(A run of records)
_ _ _ _
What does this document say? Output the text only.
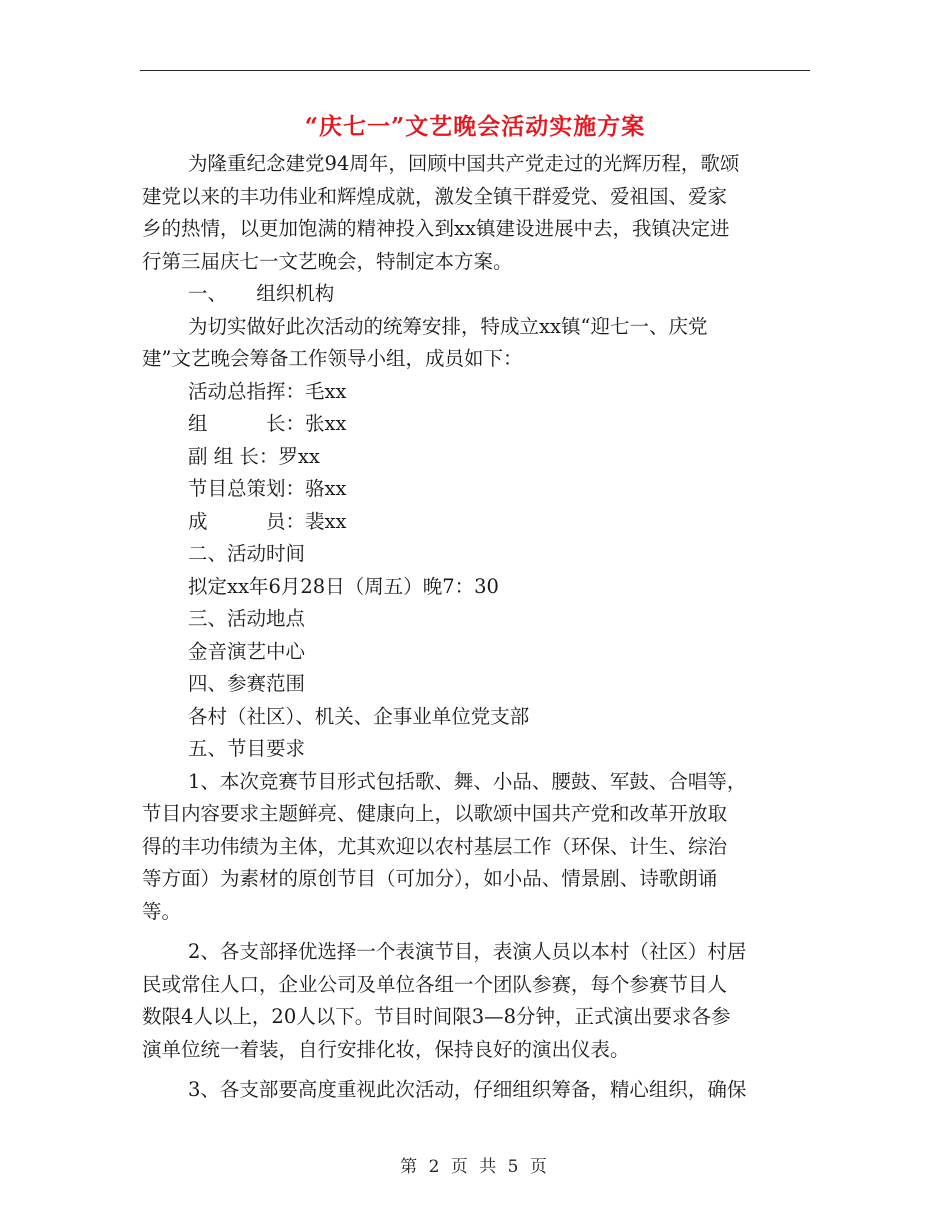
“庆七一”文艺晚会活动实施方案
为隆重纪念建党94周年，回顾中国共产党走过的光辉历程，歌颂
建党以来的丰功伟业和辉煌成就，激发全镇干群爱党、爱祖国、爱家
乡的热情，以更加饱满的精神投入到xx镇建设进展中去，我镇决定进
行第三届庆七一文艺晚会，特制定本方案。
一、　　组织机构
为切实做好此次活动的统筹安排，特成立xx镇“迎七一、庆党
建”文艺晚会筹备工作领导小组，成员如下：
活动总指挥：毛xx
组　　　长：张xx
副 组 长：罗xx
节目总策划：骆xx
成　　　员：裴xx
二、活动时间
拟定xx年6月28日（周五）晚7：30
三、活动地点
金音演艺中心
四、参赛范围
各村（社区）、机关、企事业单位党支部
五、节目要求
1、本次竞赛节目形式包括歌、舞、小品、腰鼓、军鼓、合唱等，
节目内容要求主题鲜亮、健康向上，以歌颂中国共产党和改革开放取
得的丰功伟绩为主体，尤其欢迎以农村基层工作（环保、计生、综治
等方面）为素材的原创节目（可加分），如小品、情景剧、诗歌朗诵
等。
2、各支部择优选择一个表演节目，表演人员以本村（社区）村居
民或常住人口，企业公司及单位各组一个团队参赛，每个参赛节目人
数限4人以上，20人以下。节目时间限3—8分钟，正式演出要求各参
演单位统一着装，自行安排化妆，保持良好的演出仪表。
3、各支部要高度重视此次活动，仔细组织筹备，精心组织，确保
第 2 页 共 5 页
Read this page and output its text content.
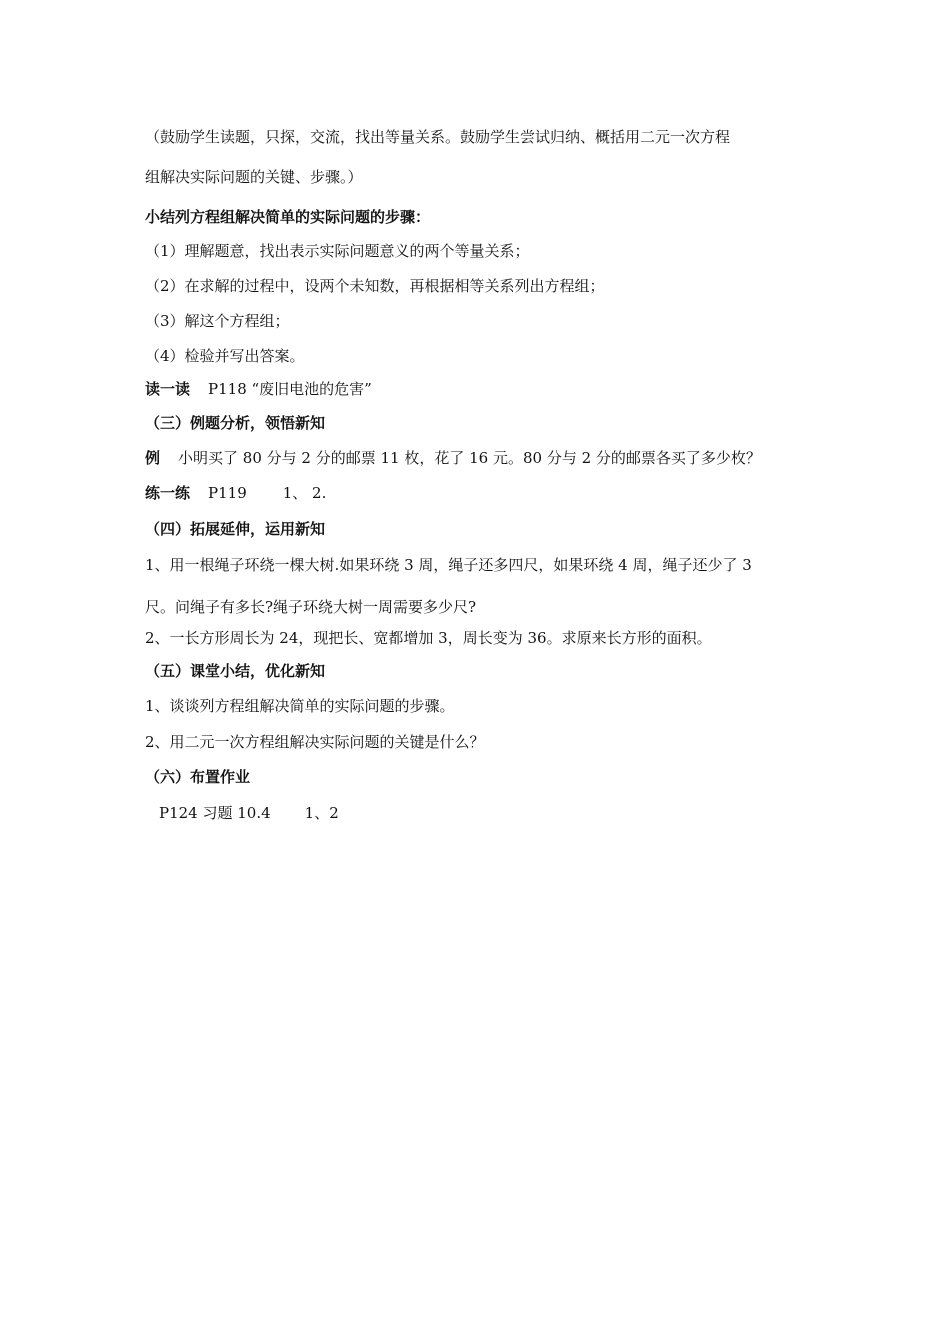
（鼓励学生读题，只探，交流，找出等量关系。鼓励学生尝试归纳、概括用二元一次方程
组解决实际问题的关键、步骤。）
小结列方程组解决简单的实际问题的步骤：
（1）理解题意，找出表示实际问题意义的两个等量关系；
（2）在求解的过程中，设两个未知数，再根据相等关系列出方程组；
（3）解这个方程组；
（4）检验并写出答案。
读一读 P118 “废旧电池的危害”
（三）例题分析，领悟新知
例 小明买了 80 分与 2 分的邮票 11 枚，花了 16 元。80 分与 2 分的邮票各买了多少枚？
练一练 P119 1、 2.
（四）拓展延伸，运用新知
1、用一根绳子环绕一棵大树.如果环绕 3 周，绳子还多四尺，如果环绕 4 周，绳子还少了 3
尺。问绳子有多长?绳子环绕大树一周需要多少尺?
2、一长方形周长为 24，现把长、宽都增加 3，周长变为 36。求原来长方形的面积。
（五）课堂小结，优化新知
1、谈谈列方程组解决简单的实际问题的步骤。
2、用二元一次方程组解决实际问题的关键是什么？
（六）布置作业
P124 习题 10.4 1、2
_ _ _ _
• [EXERCISE DIRECTIONS] Your task is to copy word for word the lines from the line containing "Read this page and output its text content." to the end of the listing, both included, and to drop any pictures.

• [ANSWER TO THE PROBLEM]
Read this page and output its text content.
（鼓励学生读题，只探，交流，找出等量关系。鼓励学生尝试归纳、概括用二元一次方程
组解决实际问题的关键、步骤。）
小结列方程组解决简单的实际问题的步骤：
（1）理解题意，找出表示实际问题意义的两个等量关系；
（2）在求解的过程中，设两个未知数，再根据相等关系列出方程组；
（3）解这个方程组；
（4）检验并写出答案。
读一读 P118 “废旧电池的危害”
（三）例题分析，领悟新知
例 小明买了 80 分与 2 分的邮票 11 枚，花了 16 元。80 分与 2 分的邮票各买了多少枚？
练一练 P119 1、 2.
（四）拓展延伸，运用新知
1、用一根绳子环绕一棵大树.如果环绕 3 周，绳子还多四尺，如果环绕 4 周，绳子还少了 3
尺。问绳子有多长?绳子环绕大树一周需要多少尺?
2、一长方形周长为 24，现把长、宽都增加 3，周长变为 36。求原来长方形的面积。
（五）课堂小结，优化新知
1、谈谈列方程组解决简单的实际问题的步骤。
2、用二元一次方程组解决实际问题的关键是什么？
（六）布置作业
P124 习题 10.4 1、2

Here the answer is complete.